#### [LISTING]
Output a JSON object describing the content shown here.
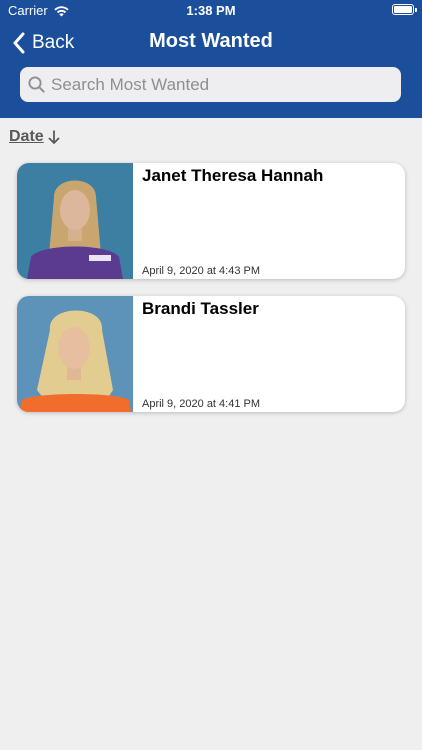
{
  "status_bar": {
    "carrier": "Carrier",
    "time": "1:38 PM",
    "wifi_icon": "wifi-icon",
    "battery_icon": "battery-icon"
  },
  "nav": {
    "back_label": "Back",
    "back_icon": "chevron-left-icon",
    "title": "Most Wanted"
  },
  "search": {
    "placeholder": "Search Most Wanted",
    "value": "",
    "icon": "search-icon"
  },
  "sort": {
    "label": "Date",
    "icon": "arrow-down-icon"
  },
  "results": [
    {
      "name": "Janet Theresa Hannah",
      "date": "April 9, 2020 at 4:43 PM"
    },
    {
      "name": "Brandi Tassler",
      "date": "April 9, 2020 at 4:41 PM"
    }
  ],
  "colors": {
    "header_bg": "#1b4f9c",
    "page_bg": "#efeff0",
    "card_bg": "#ffffff"
  }
}
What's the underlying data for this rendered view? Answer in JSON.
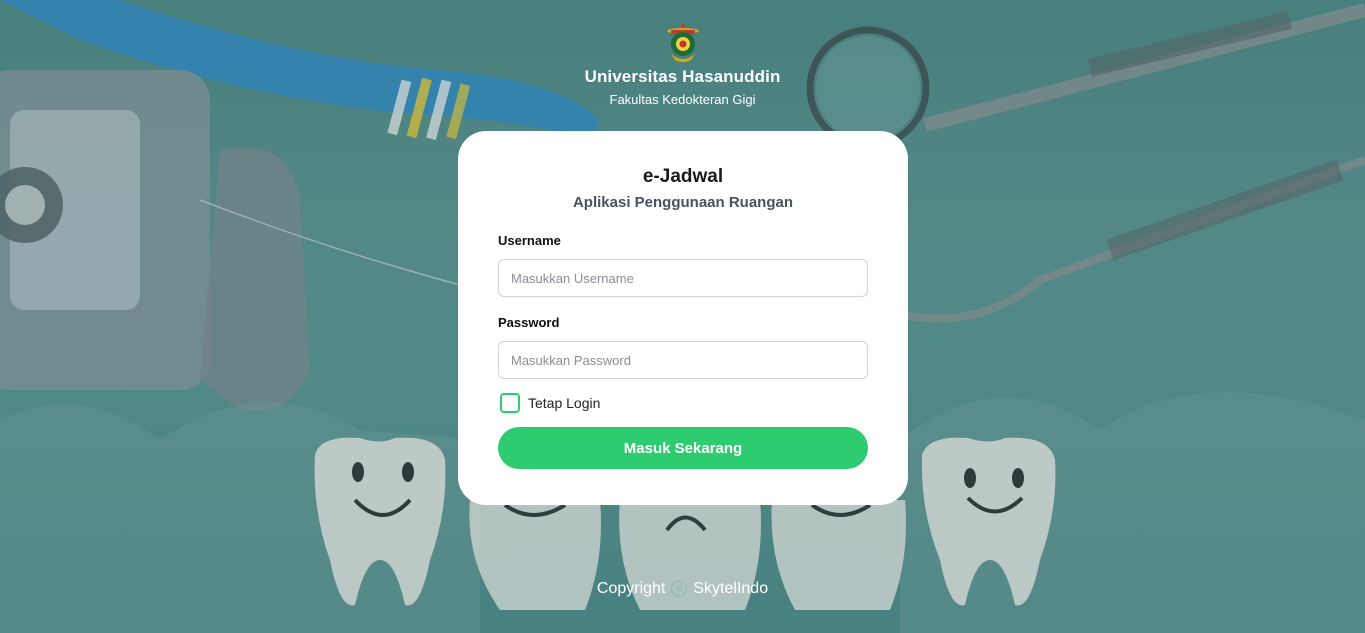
{
  "header": {
    "logo_icon": "university-crest-icon",
    "university": "Universitas Hasanuddin",
    "faculty": "Fakultas Kedokteran Gigi"
  },
  "card": {
    "title": "e-Jadwal",
    "subtitle": "Aplikasi Penggunaan Ruangan",
    "username_label": "Username",
    "username_placeholder": "Masukkan Username",
    "username_value": "",
    "password_label": "Password",
    "password_placeholder": "Masukkan Password",
    "password_value": "",
    "remember_label": "Tetap Login",
    "remember_checked": false,
    "submit_label": "Masuk Sekarang"
  },
  "footer": {
    "prefix": "Copyright",
    "icon": "copyright-icon",
    "owner": "SkytelIndo"
  },
  "colors": {
    "accent": "#2ecc71",
    "background": "#5a9694",
    "card": "#ffffff"
  }
}
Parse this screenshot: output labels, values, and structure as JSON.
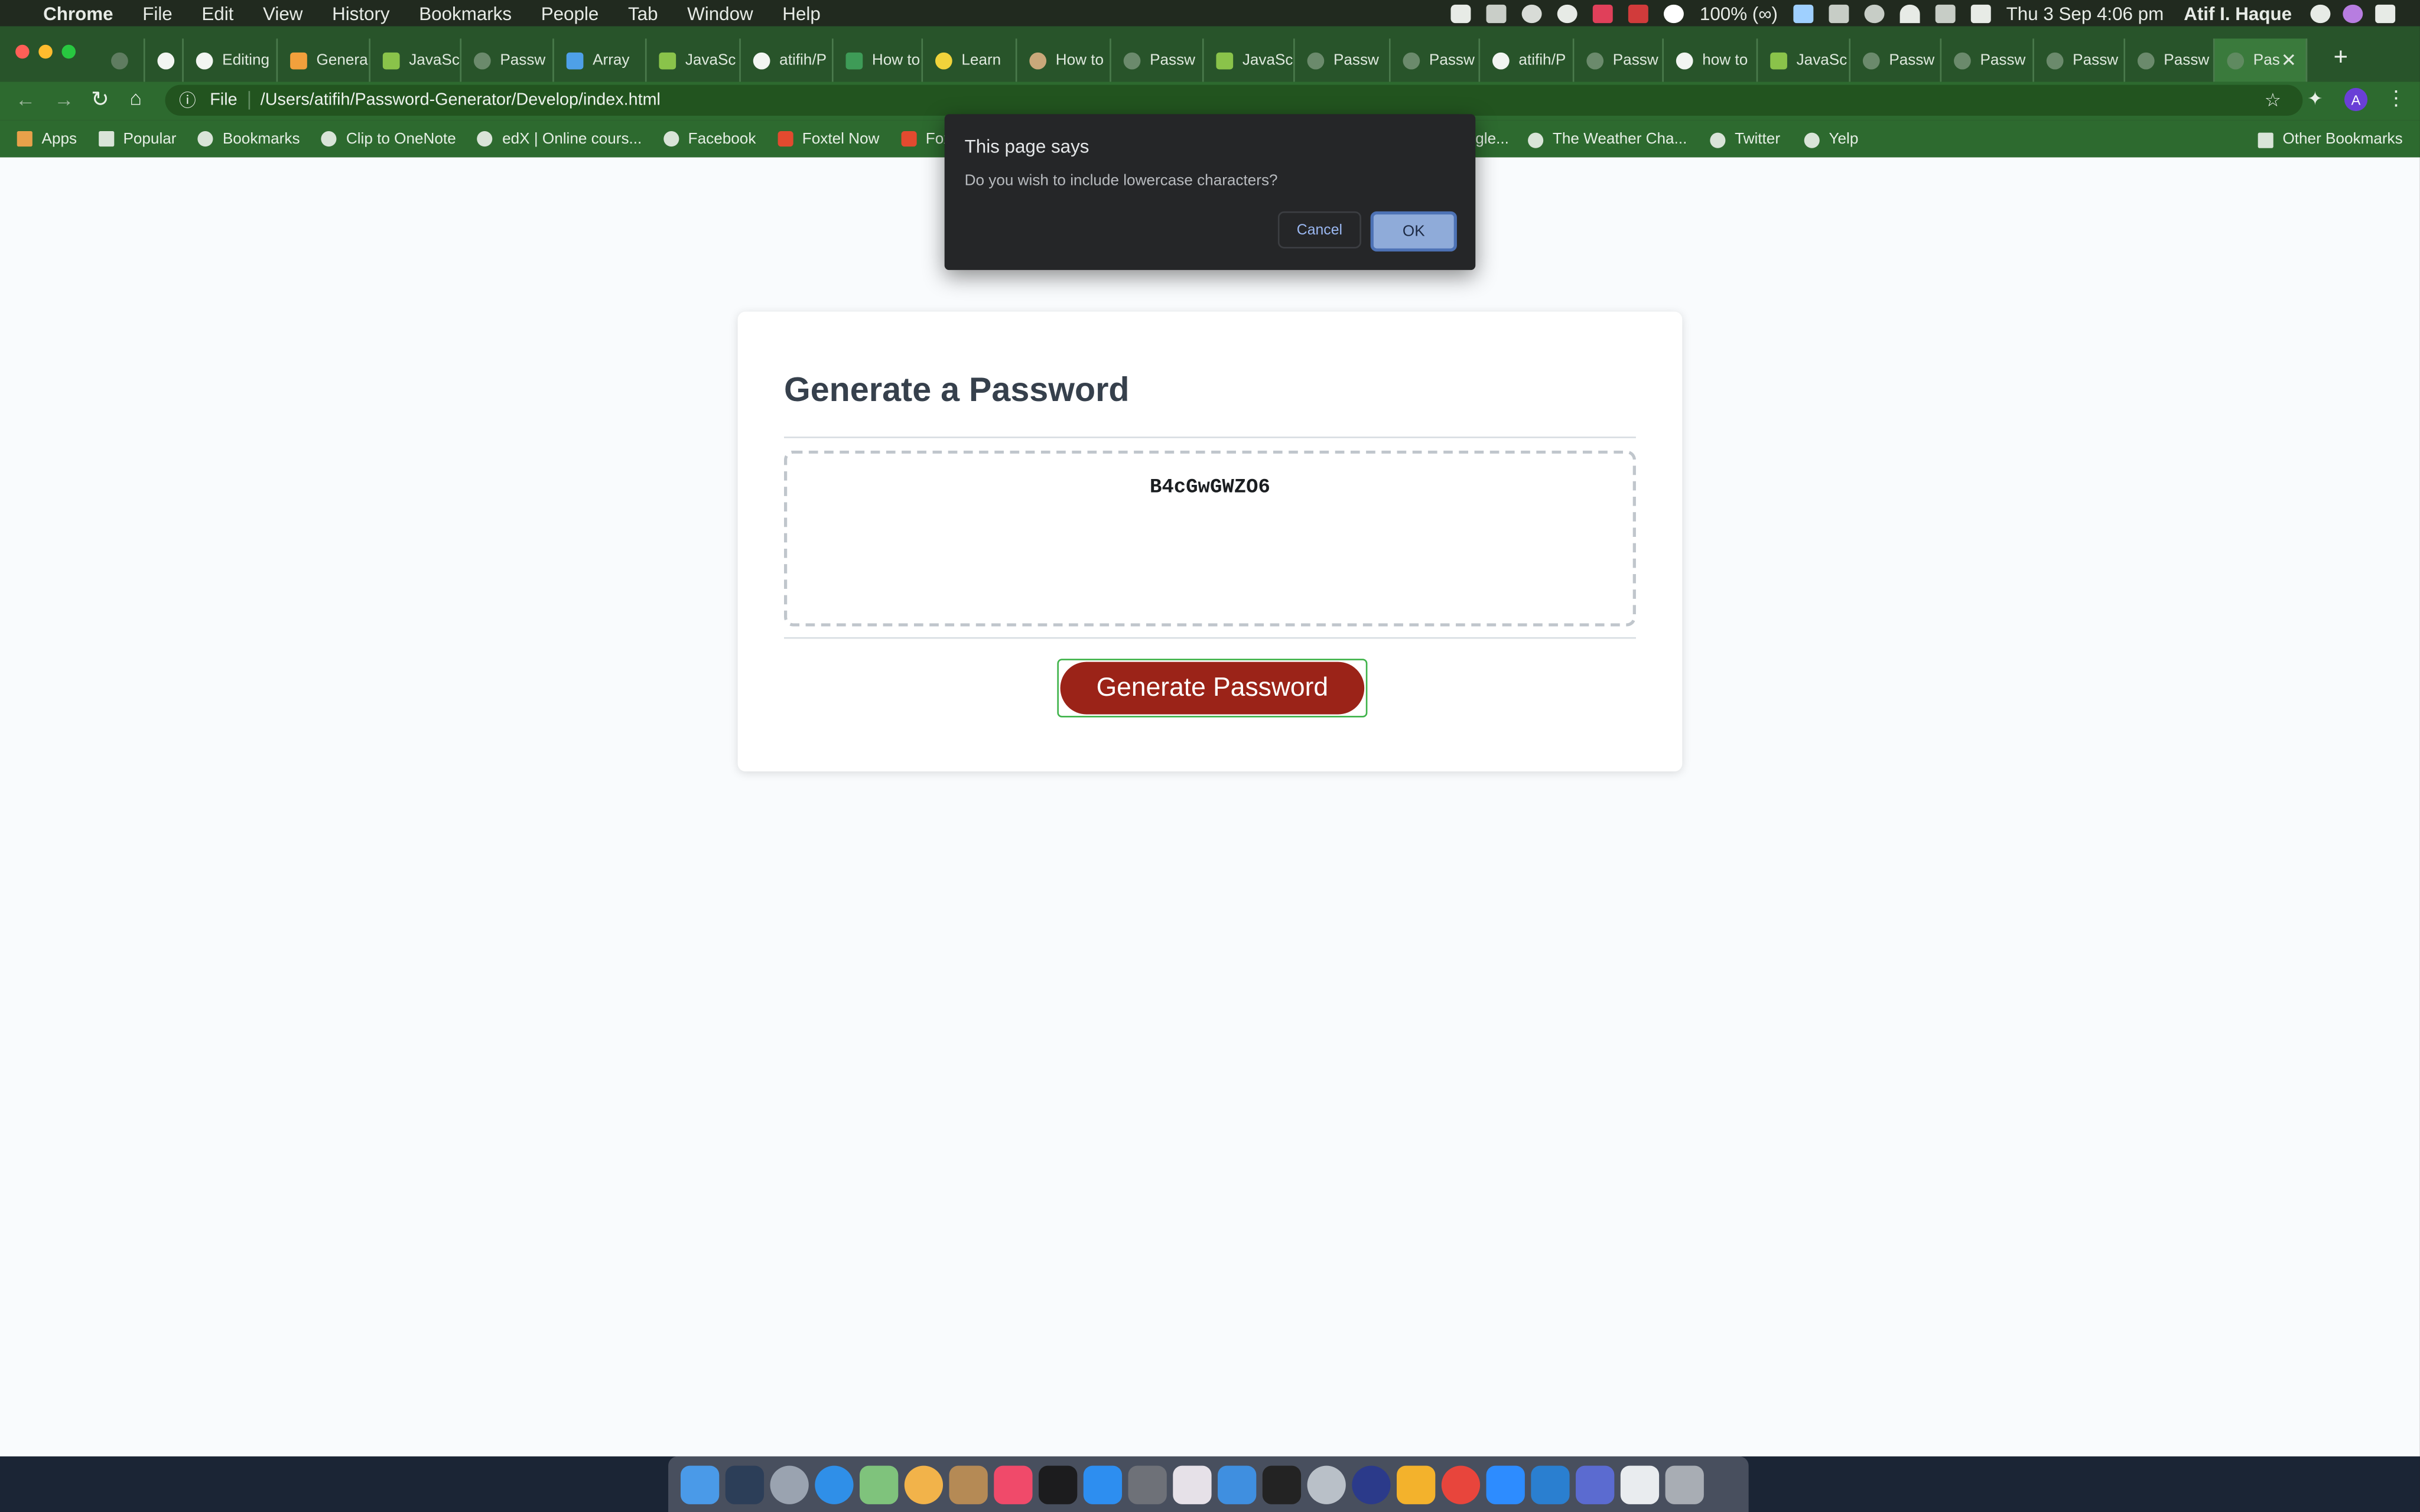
{
  "menubar": {
    "app": "Chrome",
    "items": [
      "File",
      "Edit",
      "View",
      "History",
      "Bookmarks",
      "People",
      "Tab",
      "Window",
      "Help"
    ],
    "battery": "100% (∞)",
    "datetime": "Thu 3 Sep  4:06 pm",
    "user": "Atif I. Haque"
  },
  "tabs": [
    "",
    "",
    "Editing",
    "Genera",
    "JavaSc",
    "Passw",
    "Array",
    "JavaSc",
    "atifih/P",
    "How to",
    "Learn",
    "How to",
    "Passw",
    "JavaSc",
    "Passw",
    "Passw",
    "atifih/P",
    "Passw",
    "how to",
    "JavaSc",
    "Passw",
    "Passw",
    "Passw",
    "Passw",
    "Pas"
  ],
  "address": {
    "scheme_label": "File",
    "url": "/Users/atifih/Password-Generator/Develop/index.html"
  },
  "bookmarks": {
    "items": [
      "Apps",
      "Popular",
      "Bookmarks",
      "Clip to OneNote",
      "edX | Online cours...",
      "Facebook",
      "Foxtel Now",
      "Foxt",
      "gle...",
      "The Weather Cha...",
      "Twitter",
      "Yelp"
    ],
    "other": "Other Bookmarks"
  },
  "dialog": {
    "title": "This page says",
    "message": "Do you wish to include lowercase characters?",
    "cancel": "Cancel",
    "ok": "OK"
  },
  "card": {
    "heading": "Generate a Password",
    "password": "B4cGwGWZO6",
    "button": "Generate Password"
  },
  "colors": {
    "chrome_green": "#2d6a2f",
    "button_red": "#9b2318",
    "dialog_bg": "#252628"
  }
}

#### [WHAT THE EXERCISE ASKS]
Which lines above contain "icon"? Show each of them.

#### [ANSWER TO THIS EXERCISE]
    "wifi_icon": "wifi-icon",
    "battery_icon": "battery-icon"
    "back_icon": "chevron-left-icon",
    "icon": "search-icon"
    "icon": "arrow-down-icon"
    "logo_icon": "university-crest-icon",
    "icon": "copyright-icon",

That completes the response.